• [TASK INPUTS]
::::

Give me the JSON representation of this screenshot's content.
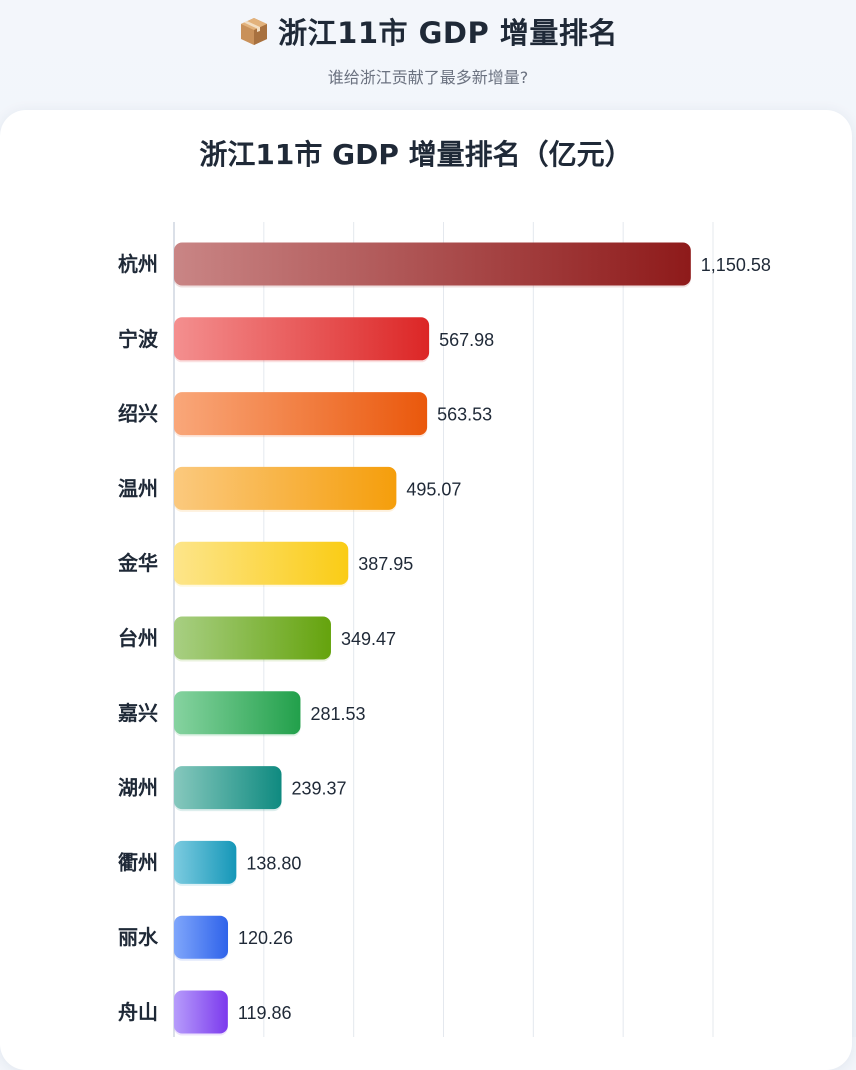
{
  "header": {
    "title": "浙江11市 GDP 增量排名",
    "subtitle": "谁给浙江贡献了最多新增量?"
  },
  "chart_data": {
    "type": "bar",
    "orientation": "horizontal",
    "title": "浙江11市 GDP 增量排名（亿元）",
    "categories": [
      "杭州",
      "宁波",
      "绍兴",
      "温州",
      "金华",
      "台州",
      "嘉兴",
      "湖州",
      "衢州",
      "丽水",
      "舟山"
    ],
    "values": [
      1150.58,
      567.98,
      563.53,
      495.07,
      387.95,
      349.47,
      281.53,
      239.37,
      138.8,
      120.26,
      119.86
    ],
    "value_labels": [
      "1,150.58",
      "567.98",
      "563.53",
      "495.07",
      "387.95",
      "349.47",
      "281.53",
      "239.37",
      "138.80",
      "120.26",
      "119.86"
    ],
    "xlim": [
      0,
      1200
    ],
    "grid": true,
    "bar_colors": [
      [
        "#c98585",
        "#8e1a1a"
      ],
      [
        "#f48f8f",
        "#dc2626"
      ],
      [
        "#f9a77a",
        "#ea580c"
      ],
      [
        "#fbc97e",
        "#f59e0b"
      ],
      [
        "#fde58a",
        "#facc15"
      ],
      [
        "#a8cf83",
        "#65a30d"
      ],
      [
        "#86d3a0",
        "#22a04b"
      ],
      [
        "#86c8bd",
        "#0f8a80"
      ],
      [
        "#7ccbe0",
        "#1597b8"
      ],
      [
        "#7fa6fb",
        "#2f63ea"
      ],
      [
        "#b69cfb",
        "#7c3aed"
      ]
    ]
  }
}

::::

• [AIM] Excluding the pictures, restate the records above word for word.

• [COMPLETED EXERCISE]
Give me the JSON representation of this screenshot's content.
{
  "header": {
    "title": "浙江11市 GDP 增量排名",
    "subtitle": "谁给浙江贡献了最多新增量?"
  },
  "chart_data": {
    "type": "bar",
    "orientation": "horizontal",
    "title": "浙江11市 GDP 增量排名（亿元）",
    "categories": [
      "杭州",
      "宁波",
      "绍兴",
      "温州",
      "金华",
      "台州",
      "嘉兴",
      "湖州",
      "衢州",
      "丽水",
      "舟山"
    ],
    "values": [
      1150.58,
      567.98,
      563.53,
      495.07,
      387.95,
      349.47,
      281.53,
      239.37,
      138.8,
      120.26,
      119.86
    ],
    "value_labels": [
      "1,150.58",
      "567.98",
      "563.53",
      "495.07",
      "387.95",
      "349.47",
      "281.53",
      "239.37",
      "138.80",
      "120.26",
      "119.86"
    ],
    "xlim": [
      0,
      1200
    ],
    "grid": true,
    "bar_colors": [
      [
        "#c98585",
        "#8e1a1a"
      ],
      [
        "#f48f8f",
        "#dc2626"
      ],
      [
        "#f9a77a",
        "#ea580c"
      ],
      [
        "#fbc97e",
        "#f59e0b"
      ],
      [
        "#fde58a",
        "#facc15"
      ],
      [
        "#a8cf83",
        "#65a30d"
      ],
      [
        "#86d3a0",
        "#22a04b"
      ],
      [
        "#86c8bd",
        "#0f8a80"
      ],
      [
        "#7ccbe0",
        "#1597b8"
      ],
      [
        "#7fa6fb",
        "#2f63ea"
      ],
      [
        "#b69cfb",
        "#7c3aed"
      ]
    ]
  }
}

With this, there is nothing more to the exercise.